* [Exercise goal]: Print all the data, keeping every line exactly as it is.

>> start

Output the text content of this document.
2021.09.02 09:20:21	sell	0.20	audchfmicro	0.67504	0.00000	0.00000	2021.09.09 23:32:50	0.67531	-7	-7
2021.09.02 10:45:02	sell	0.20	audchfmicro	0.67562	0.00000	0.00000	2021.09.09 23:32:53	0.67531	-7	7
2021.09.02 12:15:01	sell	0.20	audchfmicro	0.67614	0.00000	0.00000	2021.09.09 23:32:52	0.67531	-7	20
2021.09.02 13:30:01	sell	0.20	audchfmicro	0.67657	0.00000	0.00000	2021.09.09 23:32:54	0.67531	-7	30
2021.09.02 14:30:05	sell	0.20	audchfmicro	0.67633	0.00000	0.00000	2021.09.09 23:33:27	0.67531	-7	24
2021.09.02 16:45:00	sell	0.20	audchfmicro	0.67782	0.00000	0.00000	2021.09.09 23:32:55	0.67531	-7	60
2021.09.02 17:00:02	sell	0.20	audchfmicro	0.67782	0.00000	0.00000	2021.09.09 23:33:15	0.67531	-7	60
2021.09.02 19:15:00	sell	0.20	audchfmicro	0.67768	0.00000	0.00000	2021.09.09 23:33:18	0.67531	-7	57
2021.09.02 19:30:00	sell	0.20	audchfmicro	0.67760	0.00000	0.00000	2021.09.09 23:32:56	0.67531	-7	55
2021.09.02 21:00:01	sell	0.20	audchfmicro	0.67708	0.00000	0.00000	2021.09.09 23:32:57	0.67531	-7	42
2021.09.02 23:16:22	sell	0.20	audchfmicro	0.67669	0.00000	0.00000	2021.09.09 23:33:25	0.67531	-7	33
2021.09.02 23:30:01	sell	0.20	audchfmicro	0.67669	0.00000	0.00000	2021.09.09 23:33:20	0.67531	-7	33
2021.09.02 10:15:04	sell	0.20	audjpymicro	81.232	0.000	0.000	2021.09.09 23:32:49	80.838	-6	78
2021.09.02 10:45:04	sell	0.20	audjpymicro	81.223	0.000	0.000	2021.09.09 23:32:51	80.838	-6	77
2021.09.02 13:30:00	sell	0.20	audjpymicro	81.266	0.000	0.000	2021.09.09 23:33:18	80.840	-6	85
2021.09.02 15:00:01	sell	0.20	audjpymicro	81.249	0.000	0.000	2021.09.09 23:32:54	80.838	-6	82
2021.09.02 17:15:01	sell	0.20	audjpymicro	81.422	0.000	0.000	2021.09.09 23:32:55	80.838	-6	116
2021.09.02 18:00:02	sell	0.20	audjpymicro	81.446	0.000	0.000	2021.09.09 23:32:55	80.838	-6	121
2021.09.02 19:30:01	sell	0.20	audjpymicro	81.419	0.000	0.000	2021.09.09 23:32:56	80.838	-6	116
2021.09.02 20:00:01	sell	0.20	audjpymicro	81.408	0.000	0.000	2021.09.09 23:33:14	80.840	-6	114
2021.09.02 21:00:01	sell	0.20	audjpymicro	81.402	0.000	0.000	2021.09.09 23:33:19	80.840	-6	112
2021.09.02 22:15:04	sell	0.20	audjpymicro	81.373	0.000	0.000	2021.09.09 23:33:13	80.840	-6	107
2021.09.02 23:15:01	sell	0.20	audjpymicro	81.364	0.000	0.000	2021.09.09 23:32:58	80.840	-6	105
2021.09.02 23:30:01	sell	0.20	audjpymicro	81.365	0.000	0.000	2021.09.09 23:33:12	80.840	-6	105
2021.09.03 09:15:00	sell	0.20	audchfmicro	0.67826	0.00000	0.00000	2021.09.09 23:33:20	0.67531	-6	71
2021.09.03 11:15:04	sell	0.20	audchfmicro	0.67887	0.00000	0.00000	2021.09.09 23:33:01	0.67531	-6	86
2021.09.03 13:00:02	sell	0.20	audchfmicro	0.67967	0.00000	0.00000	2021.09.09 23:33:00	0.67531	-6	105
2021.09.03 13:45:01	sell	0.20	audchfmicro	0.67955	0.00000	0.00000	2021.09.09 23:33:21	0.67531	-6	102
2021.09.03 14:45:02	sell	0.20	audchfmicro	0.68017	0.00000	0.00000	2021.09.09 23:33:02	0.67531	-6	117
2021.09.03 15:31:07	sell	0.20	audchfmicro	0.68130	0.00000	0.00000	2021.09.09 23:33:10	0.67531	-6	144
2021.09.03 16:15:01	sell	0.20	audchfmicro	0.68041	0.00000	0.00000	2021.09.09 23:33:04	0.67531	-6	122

>> end

* [Answer to the exercise]:
Output the text content of this document.
2021.09.02 09:20:21	sell	0.20	audchfmicro	0.67504	0.00000	0.00000	2021.09.09 23:32:50	0.67531	-7	-7
2021.09.02 10:45:02	sell	0.20	audchfmicro	0.67562	0.00000	0.00000	2021.09.09 23:32:53	0.67531	-7	7
2021.09.02 12:15:01	sell	0.20	audchfmicro	0.67614	0.00000	0.00000	2021.09.09 23:32:52	0.67531	-7	20
2021.09.02 13:30:01	sell	0.20	audchfmicro	0.67657	0.00000	0.00000	2021.09.09 23:32:54	0.67531	-7	30
2021.09.02 14:30:05	sell	0.20	audchfmicro	0.67633	0.00000	0.00000	2021.09.09 23:33:27	0.67531	-7	24
2021.09.02 16:45:00	sell	0.20	audchfmicro	0.67782	0.00000	0.00000	2021.09.09 23:32:55	0.67531	-7	60
2021.09.02 17:00:02	sell	0.20	audchfmicro	0.67782	0.00000	0.00000	2021.09.09 23:33:15	0.67531	-7	60
2021.09.02 19:15:00	sell	0.20	audchfmicro	0.67768	0.00000	0.00000	2021.09.09 23:33:18	0.67531	-7	57
2021.09.02 19:30:00	sell	0.20	audchfmicro	0.67760	0.00000	0.00000	2021.09.09 23:32:56	0.67531	-7	55
2021.09.02 21:00:01	sell	0.20	audchfmicro	0.67708	0.00000	0.00000	2021.09.09 23:32:57	0.67531	-7	42
2021.09.02 23:16:22	sell	0.20	audchfmicro	0.67669	0.00000	0.00000	2021.09.09 23:33:25	0.67531	-7	33
2021.09.02 23:30:01	sell	0.20	audchfmicro	0.67669	0.00000	0.00000	2021.09.09 23:33:20	0.67531	-7	33
2021.09.02 10:15:04	sell	0.20	audjpymicro	81.232	0.000	0.000	2021.09.09 23:32:49	80.838	-6	78
2021.09.02 10:45:04	sell	0.20	audjpymicro	81.223	0.000	0.000	2021.09.09 23:32:51	80.838	-6	77
2021.09.02 13:30:00	sell	0.20	audjpymicro	81.266	0.000	0.000	2021.09.09 23:33:18	80.840	-6	85
2021.09.02 15:00:01	sell	0.20	audjpymicro	81.249	0.000	0.000	2021.09.09 23:32:54	80.838	-6	82
2021.09.02 17:15:01	sell	0.20	audjpymicro	81.422	0.000	0.000	2021.09.09 23:32:55	80.838	-6	116
2021.09.02 18:00:02	sell	0.20	audjpymicro	81.446	0.000	0.000	2021.09.09 23:32:55	80.838	-6	121
2021.09.02 19:30:01	sell	0.20	audjpymicro	81.419	0.000	0.000	2021.09.09 23:32:56	80.838	-6	116
2021.09.02 20:00:01	sell	0.20	audjpymicro	81.408	0.000	0.000	2021.09.09 23:33:14	80.840	-6	114
2021.09.02 21:00:01	sell	0.20	audjpymicro	81.402	0.000	0.000	2021.09.09 23:33:19	80.840	-6	112
2021.09.02 22:15:04	sell	0.20	audjpymicro	81.373	0.000	0.000	2021.09.09 23:33:13	80.840	-6	107
2021.09.02 23:15:01	sell	0.20	audjpymicro	81.364	0.000	0.000	2021.09.09 23:32:58	80.840	-6	105
2021.09.02 23:30:01	sell	0.20	audjpymicro	81.365	0.000	0.000	2021.09.09 23:33:12	80.840	-6	105
2021.09.03 09:15:00	sell	0.20	audchfmicro	0.67826	0.00000	0.00000	2021.09.09 23:33:20	0.67531	-6	71
2021.09.03 11:15:04	sell	0.20	audchfmicro	0.67887	0.00000	0.00000	2021.09.09 23:33:01	0.67531	-6	86
2021.09.03 13:00:02	sell	0.20	audchfmicro	0.67967	0.00000	0.00000	2021.09.09 23:33:00	0.67531	-6	105
2021.09.03 13:45:01	sell	0.20	audchfmicro	0.67955	0.00000	0.00000	2021.09.09 23:33:21	0.67531	-6	102
2021.09.03 14:45:02	sell	0.20	audchfmicro	0.68017	0.00000	0.00000	2021.09.09 23:33:02	0.67531	-6	117
2021.09.03 15:31:07	sell	0.20	audchfmicro	0.68130	0.00000	0.00000	2021.09.09 23:33:10	0.67531	-6	144
2021.09.03 16:15:01	sell	0.20	audchfmicro	0.68041	0.00000	0.00000	2021.09.09 23:33:04	0.67531	-6	122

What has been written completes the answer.